● **Task directions**
From the first line to the last, give the records again exactly.

[Excerpts from an interface dataset]

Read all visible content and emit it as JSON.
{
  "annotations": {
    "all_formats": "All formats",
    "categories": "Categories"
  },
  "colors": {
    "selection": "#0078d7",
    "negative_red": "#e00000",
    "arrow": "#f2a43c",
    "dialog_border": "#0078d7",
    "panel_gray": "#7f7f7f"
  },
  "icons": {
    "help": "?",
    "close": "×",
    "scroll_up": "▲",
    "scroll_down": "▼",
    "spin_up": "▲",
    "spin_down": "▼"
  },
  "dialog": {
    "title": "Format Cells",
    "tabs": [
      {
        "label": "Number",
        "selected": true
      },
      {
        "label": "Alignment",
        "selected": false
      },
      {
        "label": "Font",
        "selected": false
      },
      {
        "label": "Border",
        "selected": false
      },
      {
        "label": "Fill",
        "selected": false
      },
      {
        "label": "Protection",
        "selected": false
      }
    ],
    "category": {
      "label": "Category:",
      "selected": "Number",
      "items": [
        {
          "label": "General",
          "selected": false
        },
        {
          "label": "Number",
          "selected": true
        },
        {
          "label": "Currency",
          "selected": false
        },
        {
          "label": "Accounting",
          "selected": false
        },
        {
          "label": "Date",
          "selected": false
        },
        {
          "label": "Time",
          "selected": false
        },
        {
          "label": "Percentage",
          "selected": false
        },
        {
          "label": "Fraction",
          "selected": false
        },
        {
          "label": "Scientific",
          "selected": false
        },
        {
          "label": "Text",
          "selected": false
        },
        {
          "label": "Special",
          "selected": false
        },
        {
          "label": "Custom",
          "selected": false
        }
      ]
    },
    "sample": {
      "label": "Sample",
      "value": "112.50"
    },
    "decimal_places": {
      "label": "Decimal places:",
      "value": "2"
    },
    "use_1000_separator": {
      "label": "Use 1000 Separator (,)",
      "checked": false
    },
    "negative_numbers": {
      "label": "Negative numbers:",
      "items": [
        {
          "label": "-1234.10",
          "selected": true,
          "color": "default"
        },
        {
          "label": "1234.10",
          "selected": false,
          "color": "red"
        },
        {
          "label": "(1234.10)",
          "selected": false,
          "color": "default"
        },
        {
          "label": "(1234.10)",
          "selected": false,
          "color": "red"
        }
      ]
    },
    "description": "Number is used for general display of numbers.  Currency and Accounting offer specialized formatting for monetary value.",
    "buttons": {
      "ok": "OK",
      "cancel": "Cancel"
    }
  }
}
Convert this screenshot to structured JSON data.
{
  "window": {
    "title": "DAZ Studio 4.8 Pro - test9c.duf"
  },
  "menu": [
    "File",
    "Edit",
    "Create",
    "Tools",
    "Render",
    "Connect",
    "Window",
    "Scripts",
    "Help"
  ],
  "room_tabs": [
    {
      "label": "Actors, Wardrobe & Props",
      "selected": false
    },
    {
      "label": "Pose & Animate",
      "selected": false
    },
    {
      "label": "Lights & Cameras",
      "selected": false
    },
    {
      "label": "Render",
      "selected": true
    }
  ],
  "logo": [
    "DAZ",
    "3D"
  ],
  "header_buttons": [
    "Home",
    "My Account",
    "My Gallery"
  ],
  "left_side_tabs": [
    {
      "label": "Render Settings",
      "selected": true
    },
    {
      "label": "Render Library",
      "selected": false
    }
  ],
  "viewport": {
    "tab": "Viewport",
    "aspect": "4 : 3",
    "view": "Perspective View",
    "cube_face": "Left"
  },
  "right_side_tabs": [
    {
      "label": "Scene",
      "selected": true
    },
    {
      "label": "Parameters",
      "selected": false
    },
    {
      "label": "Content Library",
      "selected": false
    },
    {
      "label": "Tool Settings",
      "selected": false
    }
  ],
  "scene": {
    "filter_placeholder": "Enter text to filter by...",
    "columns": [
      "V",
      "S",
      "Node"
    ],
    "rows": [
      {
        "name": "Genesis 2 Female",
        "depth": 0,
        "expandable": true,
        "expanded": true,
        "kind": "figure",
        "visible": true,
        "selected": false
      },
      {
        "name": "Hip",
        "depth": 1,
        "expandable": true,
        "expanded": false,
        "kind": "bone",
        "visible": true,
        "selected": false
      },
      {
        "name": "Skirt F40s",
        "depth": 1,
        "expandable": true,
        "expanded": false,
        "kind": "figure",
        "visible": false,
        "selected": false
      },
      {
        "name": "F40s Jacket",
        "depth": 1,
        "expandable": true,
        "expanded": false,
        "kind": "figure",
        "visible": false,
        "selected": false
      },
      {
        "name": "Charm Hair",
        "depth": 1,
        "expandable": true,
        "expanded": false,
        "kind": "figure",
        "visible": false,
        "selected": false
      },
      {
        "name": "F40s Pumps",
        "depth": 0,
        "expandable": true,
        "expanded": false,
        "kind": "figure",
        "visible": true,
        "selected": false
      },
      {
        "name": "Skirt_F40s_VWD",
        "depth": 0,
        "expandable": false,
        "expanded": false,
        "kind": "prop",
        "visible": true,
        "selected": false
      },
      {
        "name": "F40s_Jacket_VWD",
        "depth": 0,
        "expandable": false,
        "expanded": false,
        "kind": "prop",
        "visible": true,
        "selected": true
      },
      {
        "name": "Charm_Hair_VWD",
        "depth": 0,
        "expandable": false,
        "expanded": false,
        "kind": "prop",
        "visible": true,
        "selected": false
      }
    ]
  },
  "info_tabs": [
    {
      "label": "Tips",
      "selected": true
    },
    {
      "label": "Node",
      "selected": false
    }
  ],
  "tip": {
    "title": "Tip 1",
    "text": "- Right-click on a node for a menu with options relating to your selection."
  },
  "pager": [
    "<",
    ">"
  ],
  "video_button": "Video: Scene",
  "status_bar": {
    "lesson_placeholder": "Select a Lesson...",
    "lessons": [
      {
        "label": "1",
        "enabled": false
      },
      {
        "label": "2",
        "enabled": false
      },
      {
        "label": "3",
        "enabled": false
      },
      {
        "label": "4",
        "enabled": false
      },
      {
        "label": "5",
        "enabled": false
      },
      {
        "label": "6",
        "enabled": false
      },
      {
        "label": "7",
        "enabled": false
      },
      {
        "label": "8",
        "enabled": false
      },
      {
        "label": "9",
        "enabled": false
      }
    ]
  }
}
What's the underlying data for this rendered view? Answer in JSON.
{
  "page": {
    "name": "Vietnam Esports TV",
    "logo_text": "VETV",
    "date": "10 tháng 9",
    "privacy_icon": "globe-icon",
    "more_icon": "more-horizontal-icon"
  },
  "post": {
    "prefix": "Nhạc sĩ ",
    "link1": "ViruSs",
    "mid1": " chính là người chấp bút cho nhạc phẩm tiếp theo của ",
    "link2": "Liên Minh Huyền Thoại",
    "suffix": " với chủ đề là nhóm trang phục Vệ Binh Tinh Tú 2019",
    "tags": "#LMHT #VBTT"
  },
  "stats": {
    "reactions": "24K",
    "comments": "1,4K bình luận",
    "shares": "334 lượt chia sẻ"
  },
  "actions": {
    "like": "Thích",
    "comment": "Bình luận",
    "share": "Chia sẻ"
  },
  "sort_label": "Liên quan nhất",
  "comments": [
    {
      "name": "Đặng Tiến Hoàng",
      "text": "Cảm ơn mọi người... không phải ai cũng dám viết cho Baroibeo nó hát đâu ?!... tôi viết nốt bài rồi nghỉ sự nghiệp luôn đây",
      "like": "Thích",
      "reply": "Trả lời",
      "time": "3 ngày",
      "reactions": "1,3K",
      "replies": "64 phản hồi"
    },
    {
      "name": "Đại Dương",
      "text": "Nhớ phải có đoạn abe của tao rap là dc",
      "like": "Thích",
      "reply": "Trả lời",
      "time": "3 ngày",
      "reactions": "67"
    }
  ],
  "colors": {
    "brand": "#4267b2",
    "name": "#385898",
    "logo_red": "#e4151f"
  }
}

● **Output of the task**
Read all visible content and emit it as JSON.
{
  "annotations": {
    "all_formats": "All formats",
    "categories": "Categories"
  },
  "colors": {
    "selection": "#0078d7",
    "negative_red": "#e00000",
    "arrow": "#f2a43c",
    "dialog_border": "#0078d7",
    "panel_gray": "#7f7f7f"
  },
  "icons": {
    "help": "?",
    "close": "×",
    "scroll_up": "▲",
    "scroll_down": "▼",
    "spin_up": "▲",
    "spin_down": "▼"
  },
  "dialog": {
    "title": "Format Cells",
    "tabs": [
      {
        "label": "Number",
        "selected": true
      },
      {
        "label": "Alignment",
        "selected": false
      },
      {
        "label": "Font",
        "selected": false
      },
      {
        "label": "Border",
        "selected": false
      },
      {
        "label": "Fill",
        "selected": false
      },
      {
        "label": "Protection",
        "selected": false
      }
    ],
    "category": {
      "label": "Category:",
      "selected": "Number",
      "items": [
        {
          "label": "General",
          "selected": false
        },
        {
          "label": "Number",
          "selected": true
        },
        {
          "label": "Currency",
          "selected": false
        },
        {
          "label": "Accounting",
          "selected": false
        },
        {
          "label": "Date",
          "selected": false
        },
        {
          "label": "Time",
          "selected": false
        },
        {
          "label": "Percentage",
          "selected": false
        },
        {
          "label": "Fraction",
          "selected": false
        },
        {
          "label": "Scientific",
          "selected": false
        },
        {
          "label": "Text",
          "selected": false
        },
        {
          "label": "Special",
          "selected": false
        },
        {
          "label": "Custom",
          "selected": false
        }
      ]
    },
    "sample": {
      "label": "Sample",
      "value": "112.50"
    },
    "decimal_places": {
      "label": "Decimal places:",
      "value": "2"
    },
    "use_1000_separator": {
      "label": "Use 1000 Separator (,)",
      "checked": false
    },
    "negative_numbers": {
      "label": "Negative numbers:",
      "items": [
        {
          "label": "-1234.10",
          "selected": true,
          "color": "default"
        },
        {
          "label": "1234.10",
          "selected": false,
          "color": "red"
        },
        {
          "label": "(1234.10)",
          "selected": false,
          "color": "default"
        },
        {
          "label": "(1234.10)",
          "selected": false,
          "color": "red"
        }
      ]
    },
    "description": "Number is used for general display of numbers.  Currency and Accounting offer specialized formatting for monetary value.",
    "buttons": {
      "ok": "OK",
      "cancel": "Cancel"
    }
  }
}
Convert this screenshot to structured JSON data.
{
  "window": {
    "title": "DAZ Studio 4.8 Pro - test9c.duf"
  },
  "menu": [
    "File",
    "Edit",
    "Create",
    "Tools",
    "Render",
    "Connect",
    "Window",
    "Scripts",
    "Help"
  ],
  "room_tabs": [
    {
      "label": "Actors, Wardrobe & Props",
      "selected": false
    },
    {
      "label": "Pose & Animate",
      "selected": false
    },
    {
      "label": "Lights & Cameras",
      "selected": false
    },
    {
      "label": "Render",
      "selected": true
    }
  ],
  "logo": [
    "DAZ",
    "3D"
  ],
  "header_buttons": [
    "Home",
    "My Account",
    "My Gallery"
  ],
  "left_side_tabs": [
    {
      "label": "Render Settings",
      "selected": true
    },
    {
      "label": "Render Library",
      "selected": false
    }
  ],
  "viewport": {
    "tab": "Viewport",
    "aspect": "4 : 3",
    "view": "Perspective View",
    "cube_face": "Left"
  },
  "right_side_tabs": [
    {
      "label": "Scene",
      "selected": true
    },
    {
      "label": "Parameters",
      "selected": false
    },
    {
      "label": "Content Library",
      "selected": false
    },
    {
      "label": "Tool Settings",
      "selected": false
    }
  ],
  "scene": {
    "filter_placeholder": "Enter text to filter by...",
    "columns": [
      "V",
      "S",
      "Node"
    ],
    "rows": [
      {
        "name": "Genesis 2 Female",
        "depth": 0,
        "expandable": true,
        "expanded": true,
        "kind": "figure",
        "visible": true,
        "selected": false
      },
      {
        "name": "Hip",
        "depth": 1,
        "expandable": true,
        "expanded": false,
        "kind": "bone",
        "visible": true,
        "selected": false
      },
      {
        "name": "Skirt F40s",
        "depth": 1,
        "expandable": true,
        "expanded": false,
        "kind": "figure",
        "visible": false,
        "selected": false
      },
      {
        "name": "F40s Jacket",
        "depth": 1,
        "expandable": true,
        "expanded": false,
        "kind": "figure",
        "visible": false,
        "selected": false
      },
      {
        "name": "Charm Hair",
        "depth": 1,
        "expandable": true,
        "expanded": false,
        "kind": "figure",
        "visible": false,
        "selected": false
      },
      {
        "name": "F40s Pumps",
        "depth": 0,
        "expandable": true,
        "expanded": false,
        "kind": "figure",
        "visible": true,
        "selected": false
      },
      {
        "name": "Skirt_F40s_VWD",
        "depth": 0,
        "expandable": false,
        "expanded": false,
        "kind": "prop",
        "visible": true,
        "selected": false
      },
      {
        "name": "F40s_Jacket_VWD",
        "depth": 0,
        "expandable": false,
        "expanded": false,
        "kind": "prop",
        "visible": true,
        "selected": true
      },
      {
        "name": "Charm_Hair_VWD",
        "depth": 0,
        "expandable": false,
        "expanded": false,
        "kind": "prop",
        "visible": true,
        "selected": false
      }
    ]
  },
  "info_tabs": [
    {
      "label": "Tips",
      "selected": true
    },
    {
      "label": "Node",
      "selected": false
    }
  ],
  "tip": {
    "title": "Tip 1",
    "text": "- Right-click on a node for a menu with options relating to your selection."
  },
  "pager": [
    "<",
    ">"
  ],
  "video_button": "Video: Scene",
  "status_bar": {
    "lesson_placeholder": "Select a Lesson...",
    "lessons": [
      {
        "label": "1",
        "enabled": false
      },
      {
        "label": "2",
        "enabled": false
      },
      {
        "label": "3",
        "enabled": false
      },
      {
        "label": "4",
        "enabled": false
      },
      {
        "label": "5",
        "enabled": false
      },
      {
        "label": "6",
        "enabled": false
      },
      {
        "label": "7",
        "enabled": false
      },
      {
        "label": "8",
        "enabled": false
      },
      {
        "label": "9",
        "enabled": false
      }
    ]
  }
}
What's the underlying data for this rendered view? Answer in JSON.
{
  "page": {
    "name": "Vietnam Esports TV",
    "logo_text": "VETV",
    "date": "10 tháng 9",
    "privacy_icon": "globe-icon",
    "more_icon": "more-horizontal-icon"
  },
  "post": {
    "prefix": "Nhạc sĩ ",
    "link1": "ViruSs",
    "mid1": " chính là người chấp bút cho nhạc phẩm tiếp theo của ",
    "link2": "Liên Minh Huyền Thoại",
    "suffix": " với chủ đề là nhóm trang phục Vệ Binh Tinh Tú 2019",
    "tags": "#LMHT #VBTT"
  },
  "stats": {
    "reactions": "24K",
    "comments": "1,4K bình luận",
    "shares": "334 lượt chia sẻ"
  },
  "actions": {
    "like": "Thích",
    "comment": "Bình luận",
    "share": "Chia sẻ"
  },
  "sort_label": "Liên quan nhất",
  "comments": [
    {
      "name": "Đặng Tiến Hoàng",
      "text": "Cảm ơn mọi người... không phải ai cũng dám viết cho Baroibeo nó hát đâu ?!... tôi viết nốt bài rồi nghỉ sự nghiệp luôn đây",
      "like": "Thích",
      "reply": "Trả lời",
      "time": "3 ngày",
      "reactions": "1,3K",
      "replies": "64 phản hồi"
    },
    {
      "name": "Đại Dương",
      "text": "Nhớ phải có đoạn abe của tao rap là dc",
      "like": "Thích",
      "reply": "Trả lời",
      "time": "3 ngày",
      "reactions": "67"
    }
  ],
  "colors": {
    "brand": "#4267b2",
    "name": "#385898",
    "logo_red": "#e4151f"
  }
}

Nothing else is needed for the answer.